* Stated exercise *
The exercise asks for every line of the data to be reproduced exactly.

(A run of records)
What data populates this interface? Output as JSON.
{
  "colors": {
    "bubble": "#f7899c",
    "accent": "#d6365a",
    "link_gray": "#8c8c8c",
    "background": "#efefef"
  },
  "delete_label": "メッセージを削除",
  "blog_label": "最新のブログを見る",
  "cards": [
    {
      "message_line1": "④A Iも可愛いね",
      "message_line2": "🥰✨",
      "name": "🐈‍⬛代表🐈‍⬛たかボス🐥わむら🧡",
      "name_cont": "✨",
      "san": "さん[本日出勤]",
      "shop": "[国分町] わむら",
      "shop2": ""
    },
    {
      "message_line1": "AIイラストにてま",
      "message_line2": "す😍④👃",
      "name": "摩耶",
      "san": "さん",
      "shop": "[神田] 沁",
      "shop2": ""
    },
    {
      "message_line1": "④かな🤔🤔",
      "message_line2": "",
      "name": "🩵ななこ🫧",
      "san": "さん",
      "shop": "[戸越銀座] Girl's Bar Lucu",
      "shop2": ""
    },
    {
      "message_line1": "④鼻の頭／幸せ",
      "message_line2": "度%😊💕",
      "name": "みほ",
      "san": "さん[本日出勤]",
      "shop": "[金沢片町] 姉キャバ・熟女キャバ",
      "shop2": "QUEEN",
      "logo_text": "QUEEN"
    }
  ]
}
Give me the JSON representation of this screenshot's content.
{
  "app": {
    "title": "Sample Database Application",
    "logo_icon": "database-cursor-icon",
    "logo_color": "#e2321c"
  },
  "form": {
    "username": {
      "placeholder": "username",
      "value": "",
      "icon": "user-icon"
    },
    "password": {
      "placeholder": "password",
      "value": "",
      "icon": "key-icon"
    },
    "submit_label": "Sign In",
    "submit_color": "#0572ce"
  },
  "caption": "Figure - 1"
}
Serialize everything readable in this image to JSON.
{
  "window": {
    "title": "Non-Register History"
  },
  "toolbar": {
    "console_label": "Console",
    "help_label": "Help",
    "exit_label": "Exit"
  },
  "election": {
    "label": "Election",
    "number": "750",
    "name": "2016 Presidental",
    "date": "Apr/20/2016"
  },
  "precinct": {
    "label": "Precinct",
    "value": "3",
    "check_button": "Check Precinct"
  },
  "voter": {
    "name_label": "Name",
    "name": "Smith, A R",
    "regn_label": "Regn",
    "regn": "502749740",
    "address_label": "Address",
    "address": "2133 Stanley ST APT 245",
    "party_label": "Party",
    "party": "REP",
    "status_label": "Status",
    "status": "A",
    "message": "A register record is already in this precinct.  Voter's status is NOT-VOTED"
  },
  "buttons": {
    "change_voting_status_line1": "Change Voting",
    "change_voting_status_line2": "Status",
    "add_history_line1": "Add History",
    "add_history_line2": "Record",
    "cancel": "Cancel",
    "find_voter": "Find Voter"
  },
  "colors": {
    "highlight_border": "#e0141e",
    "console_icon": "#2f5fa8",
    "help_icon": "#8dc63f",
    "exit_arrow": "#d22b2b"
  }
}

* Solution for this task *
What data populates this interface? Output as JSON.
{
  "colors": {
    "bubble": "#f7899c",
    "accent": "#d6365a",
    "link_gray": "#8c8c8c",
    "background": "#efefef"
  },
  "delete_label": "メッセージを削除",
  "blog_label": "最新のブログを見る",
  "cards": [
    {
      "message_line1": "④A Iも可愛いね",
      "message_line2": "🥰✨",
      "name": "🐈‍⬛代表🐈‍⬛たかボス🐥わむら🧡",
      "name_cont": "✨",
      "san": "さん[本日出勤]",
      "shop": "[国分町] わむら",
      "shop2": ""
    },
    {
      "message_line1": "AIイラストにてま",
      "message_line2": "す😍④👃",
      "name": "摩耶",
      "san": "さん",
      "shop": "[神田] 沁",
      "shop2": ""
    },
    {
      "message_line1": "④かな🤔🤔",
      "message_line2": "",
      "name": "🩵ななこ🫧",
      "san": "さん",
      "shop": "[戸越銀座] Girl's Bar Lucu",
      "shop2": ""
    },
    {
      "message_line1": "④鼻の頭／幸せ",
      "message_line2": "度%😊💕",
      "name": "みほ",
      "san": "さん[本日出勤]",
      "shop": "[金沢片町] 姉キャバ・熟女キャバ",
      "shop2": "QUEEN",
      "logo_text": "QUEEN"
    }
  ]
}
Give me the JSON representation of this screenshot's content.
{
  "app": {
    "title": "Sample Database Application",
    "logo_icon": "database-cursor-icon",
    "logo_color": "#e2321c"
  },
  "form": {
    "username": {
      "placeholder": "username",
      "value": "",
      "icon": "user-icon"
    },
    "password": {
      "placeholder": "password",
      "value": "",
      "icon": "key-icon"
    },
    "submit_label": "Sign In",
    "submit_color": "#0572ce"
  },
  "caption": "Figure - 1"
}
Serialize everything readable in this image to JSON.
{
  "window": {
    "title": "Non-Register History"
  },
  "toolbar": {
    "console_label": "Console",
    "help_label": "Help",
    "exit_label": "Exit"
  },
  "election": {
    "label": "Election",
    "number": "750",
    "name": "2016 Presidental",
    "date": "Apr/20/2016"
  },
  "precinct": {
    "label": "Precinct",
    "value": "3",
    "check_button": "Check Precinct"
  },
  "voter": {
    "name_label": "Name",
    "name": "Smith, A R",
    "regn_label": "Regn",
    "regn": "502749740",
    "address_label": "Address",
    "address": "2133 Stanley ST APT 245",
    "party_label": "Party",
    "party": "REP",
    "status_label": "Status",
    "status": "A",
    "message": "A register record is already in this precinct.  Voter's status is NOT-VOTED"
  },
  "buttons": {
    "change_voting_status_line1": "Change Voting",
    "change_voting_status_line2": "Status",
    "add_history_line1": "Add History",
    "add_history_line2": "Record",
    "cancel": "Cancel",
    "find_voter": "Find Voter"
  },
  "colors": {
    "highlight_border": "#e0141e",
    "console_icon": "#2f5fa8",
    "help_icon": "#8dc63f",
    "exit_arrow": "#d22b2b"
  }
}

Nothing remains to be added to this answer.